What is required -> Can you render every line of the items below as a JSON list of strings, one string per line, with blank lines left out?

Entries shown ->
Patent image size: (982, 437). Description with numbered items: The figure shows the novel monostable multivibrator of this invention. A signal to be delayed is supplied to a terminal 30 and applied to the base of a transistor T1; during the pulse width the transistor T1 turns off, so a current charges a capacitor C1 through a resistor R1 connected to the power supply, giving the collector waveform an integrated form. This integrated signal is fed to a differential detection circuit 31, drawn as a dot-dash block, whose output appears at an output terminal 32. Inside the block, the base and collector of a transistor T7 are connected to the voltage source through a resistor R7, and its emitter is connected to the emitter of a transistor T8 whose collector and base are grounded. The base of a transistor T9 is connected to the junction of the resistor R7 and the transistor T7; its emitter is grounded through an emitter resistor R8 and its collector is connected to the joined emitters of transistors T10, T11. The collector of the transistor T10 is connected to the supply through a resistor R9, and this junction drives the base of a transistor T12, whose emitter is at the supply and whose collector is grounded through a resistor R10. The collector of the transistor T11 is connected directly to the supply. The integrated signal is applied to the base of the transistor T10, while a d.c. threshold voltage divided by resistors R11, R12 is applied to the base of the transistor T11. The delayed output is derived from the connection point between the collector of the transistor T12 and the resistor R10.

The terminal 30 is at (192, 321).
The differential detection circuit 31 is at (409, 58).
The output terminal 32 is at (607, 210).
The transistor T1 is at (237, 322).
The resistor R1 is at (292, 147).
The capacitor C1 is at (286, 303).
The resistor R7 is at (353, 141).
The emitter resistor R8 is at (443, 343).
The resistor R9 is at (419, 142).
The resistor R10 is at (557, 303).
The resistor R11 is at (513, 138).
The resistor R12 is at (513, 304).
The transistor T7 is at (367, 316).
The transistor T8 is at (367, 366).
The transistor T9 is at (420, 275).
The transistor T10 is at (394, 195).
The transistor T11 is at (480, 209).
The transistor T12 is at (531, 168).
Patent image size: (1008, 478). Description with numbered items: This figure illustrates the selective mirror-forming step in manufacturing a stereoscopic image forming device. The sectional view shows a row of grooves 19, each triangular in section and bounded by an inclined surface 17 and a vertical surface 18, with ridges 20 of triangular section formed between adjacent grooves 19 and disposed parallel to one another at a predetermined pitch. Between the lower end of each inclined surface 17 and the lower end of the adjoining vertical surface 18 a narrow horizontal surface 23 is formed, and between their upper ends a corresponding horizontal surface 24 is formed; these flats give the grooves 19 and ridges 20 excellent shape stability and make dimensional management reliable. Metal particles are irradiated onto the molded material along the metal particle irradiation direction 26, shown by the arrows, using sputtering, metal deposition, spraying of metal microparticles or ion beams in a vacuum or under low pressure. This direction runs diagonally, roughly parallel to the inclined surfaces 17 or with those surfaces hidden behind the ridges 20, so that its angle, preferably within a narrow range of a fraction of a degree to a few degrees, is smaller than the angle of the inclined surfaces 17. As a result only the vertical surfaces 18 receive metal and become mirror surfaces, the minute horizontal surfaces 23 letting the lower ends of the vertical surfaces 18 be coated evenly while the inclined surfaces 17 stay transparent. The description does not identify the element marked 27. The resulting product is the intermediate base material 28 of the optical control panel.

Finished exercise ->
[
  "Patent image size: (982, 437). Description with numbered items: The figure shows the novel monostable multivibrator of this invention. A signal to be delayed is supplied to a terminal 30 and applied to the base of a transistor T1; during the pulse width the transistor T1 turns off, so a current charges a capacitor C1 through a resistor R1 connected to the power supply, giving the collector waveform an integrated form. This integrated signal is fed to a differential detection circuit 31, drawn as a dot-dash block, whose output appears at an output terminal 32. Inside the block, the base and collector of a transistor T7 are connected to the voltage source through a resistor R7, and its emitter is connected to the emitter of a transistor T8 whose collector and base are grounded. The base of a transistor T9 is connected to the junction of the resistor R7 and the transistor T7; its emitter is grounded through an emitter resistor R8 and its collector is connected to the joined emitters of transistors T10, T11. The collector of the transistor T10 is connected to the supply through a resistor R9, and this junction drives the base of a transistor T12, whose emitter is at the supply and whose collector is grounded through a resistor R10. The collector of the transistor T11 is connected directly to the supply. The integrated signal is applied to the base of the transistor T10, while a d.c. threshold voltage divided by resistors R11, R12 is applied to the base of the transistor T11. The delayed output is derived from the connection point between the collector of the transistor T12 and the resistor R10.",
  "The terminal 30 is at (192, 321).",
  "The differential detection circuit 31 is at (409, 58).",
  "The output terminal 32 is at (607, 210).",
  "The transistor T1 is at (237, 322).",
  "The resistor R1 is at (292, 147).",
  "The capacitor C1 is at (286, 303).",
  "The resistor R7 is at (353, 141).",
  "The emitter resistor R8 is at (443, 343).",
  "The resistor R9 is at (419, 142).",
  "The resistor R10 is at (557, 303).",
  "The resistor R11 is at (513, 138).",
  "The resistor R12 is at (513, 304).",
  "The transistor T7 is at (367, 316).",
  "The transistor T8 is at (367, 366).",
  "The transistor T9 is at (420, 275).",
  "The transistor T10 is at (394, 195).",
  "The transistor T11 is at (480, 209).",
  "The transistor T12 is at (531, 168).",
  "Patent image size: (1008, 478). Description with numbered items: This figure illustrates the selective mirror-forming step in manufacturing a stereoscopic image forming device. The sectional view shows a row of grooves 19, each triangular in section and bounded by an inclined surface 17 and a vertical surface 18, with ridges 20 of triangular section formed between adjacent grooves 19 and disposed parallel to one another at a predetermined pitch. Between the lower end of each inclined surface 17 and the lower end of the adjoining vertical surface 18 a narrow horizontal surface 23 is formed, and between their upper ends a corresponding horizontal surface 24 is formed; these flats give the grooves 19 and ridges 20 excellent shape stability and make dimensional management reliable. Metal particles are irradiated onto the molded material along the metal particle irradiation direction 26, shown by the arrows, using sputtering, metal deposition, spraying of metal microparticles or ion beams in a vacuum or under low pressure. This direction runs diagonally, roughly parallel to the inclined surfaces 17 or with those surfaces hidden behind the ridges 20, so that its angle, preferably within a narrow range of a fraction of a degree to a few degrees, is smaller than the angle of the inclined surfaces 17. As a result only the vertical surfaces 18 receive metal and become mirror surfaces, the minute horizontal surfaces 23 letting the lower ends of the vertical surfaces 18 be coated evenly while the inclined surfaces 17 stay transparent. The description does not identify the element marked 27. The resulting product is the intermediate base material 28 of the optical control panel."
]